◆ Objectifs
1) Répondez à ces questions sur l'extrait consacré aux quartiers CMU, en marquant vos réponses de la même façon :
(a) En quelle année les deux unités de contrôle des communications ont-elles été ouvertes ?
(b) Combien de détenus accueillaient-elles en mai 2010, selon le Bureau fédéral des prisons ?
(c) Pour quel organisme travaille Alexis Agathocleous ?
2) Prolongez l'extrait consacré aux quartiers CMU à la suite de sa dernière phrase.

◆ Extrait du document
== == ==

On les appelle les "Guantanamo du Nord": des quartiers très spéciaux des prisons fédérales américaines où les détenus sont écoutés 24h sur 24, n'ont droit qu'à quelques heures de visite par mois, qui sont remplis en majorité de musulmans, selon leurs détracteurs.

Ouvertes secrètement en 2007, ces deux unités de contrôle des communications (CMU) situées à Terre Haute Indiana, Nord) et Marion Illinois, Nord) accueillaient 71 détenus en mai 2010, selon le Bureau fédéral des prisons (BoP) interrogé par l'AFP.

La radio publique américaine NPR a récemment publié les noms, nationalités et raisons de l'incarcération de 86 des plus de cent détenus passés entre leurs murs, que le BoP n'a jamais publiée. Parmi eux, elle a identifié une majorité de citoyens américains et 62% de musulmans.

Selon elle, nombre de ces détenus ont été condamnés pour des affaires de terrorisme mais les suprémacistes blancs s'y mêlent aussi aux braqueurs.

Les CMU ont pour but de limiter les contacts de certains détenus avec l'extérieur, afin d'éviter qu'ils ne continuent à organiser trafics ou règlements de compte derrière les barreaux, à harceler leur victime, ou bien qu'ils fassent du prosélytisme quand celui-ci est considéré comme un risque de radicalisation religieuse.

Il s'agit, explique le BoP dans des documents officiels consultés par l'AFP, "d'assurer la sécurité et l'ordre dans les établissements pénitentiaires fédéraux et de protéger la population civile".

Mais alors que "la population carcérale des prisons fédérales compte 6% de musulmans", il y a une proportion "dix fois plus" importante dans les CMU, affirme à l'AFP Alexis Agathocleous, qui représente cinq détenus et anciens détenus, dans une procédure judiciaire contestant leur incarcération dans ces quartiers "coupés du monde extérieur".

"Cela ressemble évidemment à de la discrimination religieuse", assure M. Agathocleous, qui travaille pour le Centre des droits constitutionnels (CCR).

Or, note-t-il, plusieurs de ses clients n'ont jamais été condamnés dans des affaires terroristes, n'avaient commis aucune infraction disciplinaire ou aux règles de communication en vigueur dans les prisons qui les accueillaient auparavant.

== == ==

◆ Données extraites
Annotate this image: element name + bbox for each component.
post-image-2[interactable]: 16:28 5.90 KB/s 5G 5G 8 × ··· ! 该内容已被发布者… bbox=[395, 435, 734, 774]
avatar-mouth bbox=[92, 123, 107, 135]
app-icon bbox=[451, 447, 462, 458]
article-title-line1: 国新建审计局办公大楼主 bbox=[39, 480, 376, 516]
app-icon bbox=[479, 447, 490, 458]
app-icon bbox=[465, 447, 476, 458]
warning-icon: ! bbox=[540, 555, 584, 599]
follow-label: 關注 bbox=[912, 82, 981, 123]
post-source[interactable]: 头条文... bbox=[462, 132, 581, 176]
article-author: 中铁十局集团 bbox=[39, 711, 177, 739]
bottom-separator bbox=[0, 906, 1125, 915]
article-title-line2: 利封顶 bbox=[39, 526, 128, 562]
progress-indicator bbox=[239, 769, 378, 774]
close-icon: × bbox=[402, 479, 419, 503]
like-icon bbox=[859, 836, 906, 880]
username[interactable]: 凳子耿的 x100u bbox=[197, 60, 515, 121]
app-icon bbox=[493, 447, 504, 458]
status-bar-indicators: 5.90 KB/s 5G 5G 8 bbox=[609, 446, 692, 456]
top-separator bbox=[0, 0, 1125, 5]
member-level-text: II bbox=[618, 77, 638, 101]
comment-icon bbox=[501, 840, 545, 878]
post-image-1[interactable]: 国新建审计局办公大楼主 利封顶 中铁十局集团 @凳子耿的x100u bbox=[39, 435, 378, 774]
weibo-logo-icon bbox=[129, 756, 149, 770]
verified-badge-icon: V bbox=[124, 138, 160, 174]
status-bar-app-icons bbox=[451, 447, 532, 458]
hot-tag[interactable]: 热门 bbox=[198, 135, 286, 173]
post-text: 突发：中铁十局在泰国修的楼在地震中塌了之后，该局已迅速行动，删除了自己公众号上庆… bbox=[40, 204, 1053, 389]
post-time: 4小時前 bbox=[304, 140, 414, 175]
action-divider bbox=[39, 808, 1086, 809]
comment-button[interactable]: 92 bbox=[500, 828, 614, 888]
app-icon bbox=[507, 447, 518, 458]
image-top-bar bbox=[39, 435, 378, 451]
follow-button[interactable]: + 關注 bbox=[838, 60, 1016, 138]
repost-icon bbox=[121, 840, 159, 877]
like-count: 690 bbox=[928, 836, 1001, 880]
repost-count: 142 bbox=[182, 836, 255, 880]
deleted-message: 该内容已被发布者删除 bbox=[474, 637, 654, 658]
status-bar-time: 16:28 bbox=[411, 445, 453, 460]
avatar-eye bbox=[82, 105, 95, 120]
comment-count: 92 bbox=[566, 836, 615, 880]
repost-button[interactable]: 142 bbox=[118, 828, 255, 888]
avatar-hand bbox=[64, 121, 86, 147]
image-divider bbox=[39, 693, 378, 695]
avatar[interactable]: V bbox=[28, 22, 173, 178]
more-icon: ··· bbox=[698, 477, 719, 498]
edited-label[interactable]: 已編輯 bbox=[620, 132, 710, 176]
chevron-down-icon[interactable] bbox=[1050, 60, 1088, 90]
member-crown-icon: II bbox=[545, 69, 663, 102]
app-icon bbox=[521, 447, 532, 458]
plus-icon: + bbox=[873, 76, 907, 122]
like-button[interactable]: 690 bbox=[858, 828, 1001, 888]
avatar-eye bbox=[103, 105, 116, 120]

== == ==

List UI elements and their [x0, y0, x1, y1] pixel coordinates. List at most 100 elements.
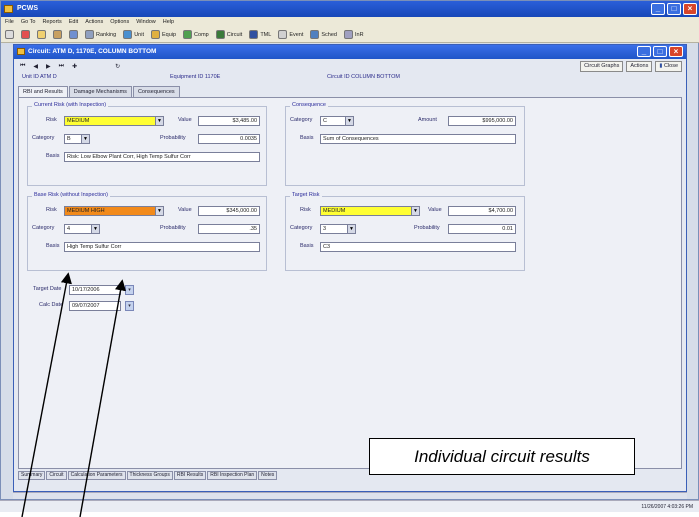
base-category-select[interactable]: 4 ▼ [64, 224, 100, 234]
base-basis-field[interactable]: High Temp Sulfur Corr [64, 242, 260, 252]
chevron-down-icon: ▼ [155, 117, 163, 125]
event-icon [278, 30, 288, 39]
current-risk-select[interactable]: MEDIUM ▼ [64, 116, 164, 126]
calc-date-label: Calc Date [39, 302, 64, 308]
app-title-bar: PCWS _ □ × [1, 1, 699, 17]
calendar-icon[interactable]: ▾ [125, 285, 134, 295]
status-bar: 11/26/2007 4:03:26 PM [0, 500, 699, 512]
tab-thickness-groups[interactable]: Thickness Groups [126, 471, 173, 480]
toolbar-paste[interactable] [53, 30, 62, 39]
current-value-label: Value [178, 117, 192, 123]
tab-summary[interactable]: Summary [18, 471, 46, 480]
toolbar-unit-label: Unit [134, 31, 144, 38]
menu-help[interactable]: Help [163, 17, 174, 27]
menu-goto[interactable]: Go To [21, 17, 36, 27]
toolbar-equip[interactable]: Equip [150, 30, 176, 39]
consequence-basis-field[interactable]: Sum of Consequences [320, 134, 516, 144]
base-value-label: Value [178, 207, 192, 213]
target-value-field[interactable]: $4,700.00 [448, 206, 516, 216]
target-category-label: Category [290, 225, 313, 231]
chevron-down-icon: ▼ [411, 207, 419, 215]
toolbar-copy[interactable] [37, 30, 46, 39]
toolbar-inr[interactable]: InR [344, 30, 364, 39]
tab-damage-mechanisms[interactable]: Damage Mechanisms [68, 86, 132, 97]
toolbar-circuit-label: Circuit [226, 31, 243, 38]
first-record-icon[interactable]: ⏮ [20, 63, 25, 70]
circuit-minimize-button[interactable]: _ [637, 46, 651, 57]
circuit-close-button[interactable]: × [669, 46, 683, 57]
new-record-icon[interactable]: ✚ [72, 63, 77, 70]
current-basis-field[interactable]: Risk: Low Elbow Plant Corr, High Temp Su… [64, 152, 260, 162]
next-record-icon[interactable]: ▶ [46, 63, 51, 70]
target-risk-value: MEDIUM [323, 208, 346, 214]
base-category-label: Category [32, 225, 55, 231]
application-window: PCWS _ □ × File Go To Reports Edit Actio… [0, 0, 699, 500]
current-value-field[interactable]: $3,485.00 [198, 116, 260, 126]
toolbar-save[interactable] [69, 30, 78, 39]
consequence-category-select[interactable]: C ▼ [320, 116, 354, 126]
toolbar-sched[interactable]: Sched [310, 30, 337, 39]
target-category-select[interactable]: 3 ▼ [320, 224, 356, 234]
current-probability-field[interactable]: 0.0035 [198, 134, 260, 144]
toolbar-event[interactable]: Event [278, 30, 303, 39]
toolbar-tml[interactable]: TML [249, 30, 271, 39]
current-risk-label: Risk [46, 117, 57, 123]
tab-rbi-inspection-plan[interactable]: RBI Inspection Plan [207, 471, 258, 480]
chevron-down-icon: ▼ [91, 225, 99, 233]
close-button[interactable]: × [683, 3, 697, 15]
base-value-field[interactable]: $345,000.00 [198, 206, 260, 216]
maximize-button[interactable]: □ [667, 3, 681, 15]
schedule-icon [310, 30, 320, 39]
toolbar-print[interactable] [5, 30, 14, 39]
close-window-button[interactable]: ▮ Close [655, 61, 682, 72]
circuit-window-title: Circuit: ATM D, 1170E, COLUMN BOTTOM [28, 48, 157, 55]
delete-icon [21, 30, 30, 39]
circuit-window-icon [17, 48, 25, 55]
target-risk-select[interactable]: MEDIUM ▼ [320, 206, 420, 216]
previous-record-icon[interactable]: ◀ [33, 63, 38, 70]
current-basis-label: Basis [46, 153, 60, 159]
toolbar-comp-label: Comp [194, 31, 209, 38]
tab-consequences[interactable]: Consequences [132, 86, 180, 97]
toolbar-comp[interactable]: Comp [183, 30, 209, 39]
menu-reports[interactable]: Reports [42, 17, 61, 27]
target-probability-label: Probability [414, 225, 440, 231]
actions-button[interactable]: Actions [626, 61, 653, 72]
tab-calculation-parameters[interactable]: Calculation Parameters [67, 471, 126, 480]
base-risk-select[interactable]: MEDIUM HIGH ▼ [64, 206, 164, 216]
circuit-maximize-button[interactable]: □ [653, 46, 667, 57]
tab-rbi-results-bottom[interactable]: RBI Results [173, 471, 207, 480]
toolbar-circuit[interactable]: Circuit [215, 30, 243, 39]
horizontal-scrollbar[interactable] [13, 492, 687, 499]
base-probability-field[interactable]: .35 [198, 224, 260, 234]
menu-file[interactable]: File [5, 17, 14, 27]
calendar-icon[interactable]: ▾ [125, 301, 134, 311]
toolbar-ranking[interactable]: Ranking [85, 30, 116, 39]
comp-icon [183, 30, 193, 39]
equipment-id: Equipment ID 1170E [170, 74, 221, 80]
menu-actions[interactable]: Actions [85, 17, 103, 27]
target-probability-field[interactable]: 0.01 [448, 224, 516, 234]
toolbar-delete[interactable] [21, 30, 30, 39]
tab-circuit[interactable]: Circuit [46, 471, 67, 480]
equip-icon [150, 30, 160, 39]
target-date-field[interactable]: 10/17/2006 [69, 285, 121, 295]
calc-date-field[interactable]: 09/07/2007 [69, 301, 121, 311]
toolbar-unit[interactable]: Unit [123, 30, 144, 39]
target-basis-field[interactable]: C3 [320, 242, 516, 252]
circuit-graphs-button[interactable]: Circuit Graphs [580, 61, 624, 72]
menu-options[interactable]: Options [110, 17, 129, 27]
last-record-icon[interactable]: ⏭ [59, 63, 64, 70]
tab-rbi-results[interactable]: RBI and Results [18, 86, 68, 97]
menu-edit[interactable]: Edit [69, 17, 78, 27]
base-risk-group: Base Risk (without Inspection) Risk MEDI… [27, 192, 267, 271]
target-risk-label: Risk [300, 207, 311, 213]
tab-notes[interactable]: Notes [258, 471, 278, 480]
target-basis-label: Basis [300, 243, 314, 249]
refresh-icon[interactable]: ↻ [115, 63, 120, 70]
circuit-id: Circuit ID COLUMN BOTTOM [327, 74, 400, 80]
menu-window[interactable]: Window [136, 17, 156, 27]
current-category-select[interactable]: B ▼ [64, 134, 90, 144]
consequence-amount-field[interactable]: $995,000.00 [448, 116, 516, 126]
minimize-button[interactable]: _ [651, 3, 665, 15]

== == ==

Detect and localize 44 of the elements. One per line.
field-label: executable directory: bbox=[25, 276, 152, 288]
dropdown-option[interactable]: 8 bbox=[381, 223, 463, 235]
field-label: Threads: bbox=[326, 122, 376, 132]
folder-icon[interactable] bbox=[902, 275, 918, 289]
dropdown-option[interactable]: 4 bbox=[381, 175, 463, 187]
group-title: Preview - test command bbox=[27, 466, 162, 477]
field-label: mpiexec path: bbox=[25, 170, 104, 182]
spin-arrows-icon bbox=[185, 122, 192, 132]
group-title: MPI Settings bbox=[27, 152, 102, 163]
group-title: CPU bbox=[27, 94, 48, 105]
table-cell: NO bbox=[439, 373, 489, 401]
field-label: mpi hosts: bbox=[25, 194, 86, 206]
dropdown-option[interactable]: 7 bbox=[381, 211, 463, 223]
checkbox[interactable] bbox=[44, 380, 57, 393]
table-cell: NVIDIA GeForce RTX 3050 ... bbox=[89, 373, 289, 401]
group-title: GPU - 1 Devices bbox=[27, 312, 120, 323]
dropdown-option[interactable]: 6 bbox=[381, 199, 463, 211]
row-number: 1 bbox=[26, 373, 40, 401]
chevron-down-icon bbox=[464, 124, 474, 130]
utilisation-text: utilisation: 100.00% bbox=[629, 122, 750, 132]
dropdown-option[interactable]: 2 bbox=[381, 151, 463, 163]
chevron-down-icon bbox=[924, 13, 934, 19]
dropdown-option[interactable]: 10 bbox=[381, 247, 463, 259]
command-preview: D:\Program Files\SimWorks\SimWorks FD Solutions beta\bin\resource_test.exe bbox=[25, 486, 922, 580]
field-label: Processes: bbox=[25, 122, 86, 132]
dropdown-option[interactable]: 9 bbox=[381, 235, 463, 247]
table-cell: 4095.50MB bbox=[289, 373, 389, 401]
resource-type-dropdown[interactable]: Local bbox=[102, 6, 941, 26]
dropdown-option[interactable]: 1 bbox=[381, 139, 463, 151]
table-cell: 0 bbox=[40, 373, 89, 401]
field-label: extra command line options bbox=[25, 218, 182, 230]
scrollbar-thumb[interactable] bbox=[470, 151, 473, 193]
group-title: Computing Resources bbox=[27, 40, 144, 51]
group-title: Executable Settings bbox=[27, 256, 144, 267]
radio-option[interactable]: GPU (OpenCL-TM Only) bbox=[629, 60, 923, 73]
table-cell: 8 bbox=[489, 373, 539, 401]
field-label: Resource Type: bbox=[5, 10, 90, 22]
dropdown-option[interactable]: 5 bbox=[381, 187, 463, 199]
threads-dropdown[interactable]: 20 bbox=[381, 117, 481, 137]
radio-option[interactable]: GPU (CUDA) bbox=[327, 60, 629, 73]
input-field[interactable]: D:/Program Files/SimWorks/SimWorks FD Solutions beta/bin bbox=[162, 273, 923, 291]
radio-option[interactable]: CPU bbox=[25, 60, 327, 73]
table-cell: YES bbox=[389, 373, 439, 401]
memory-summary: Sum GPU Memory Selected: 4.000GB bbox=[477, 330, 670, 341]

== == ==

◆ Réponses
1)
(a) En 2007.
(b) 71 détenus.
(c) Pour le Centre des droits constitutionnels (CCR).

2)
"Parmi les 17 premiers prisonniers transférés à la CMU de Terre Haute, 15 étaient musulmans ; en mars 2007, selon les prisonniers, sur 48 au total, 37 étaient musulmans", assurent les cinq plaignants dans leur plainte. "Ces dernières années, les médias s'étant intéressés à ces discriminations religieuses, davantage de non-musulmans sont arrivés", surnommés par les gardiens "the balancers" (ceux qui font l'équilibre).

Interrogée sur la proportion de musulmans dans la population des CMU, Tracy Billingsley, porte-parole du Bureau fédéral des prisons, explique qu'elle ne peut pas fournir cette statistique "parce qu'elle n'est pas pertinente: ils ne sont pas placés en CMU sur la base de leur religion mais parce qu'on a besoin de pouvoir contrôler leurs communications".

Au-delà, selon M. Agathocleous, "on distingue aussi un groupe de personne aux croyances politiques mal vues", comme un militant écologique particulièrement actif dans la défense des droits des prisonniers.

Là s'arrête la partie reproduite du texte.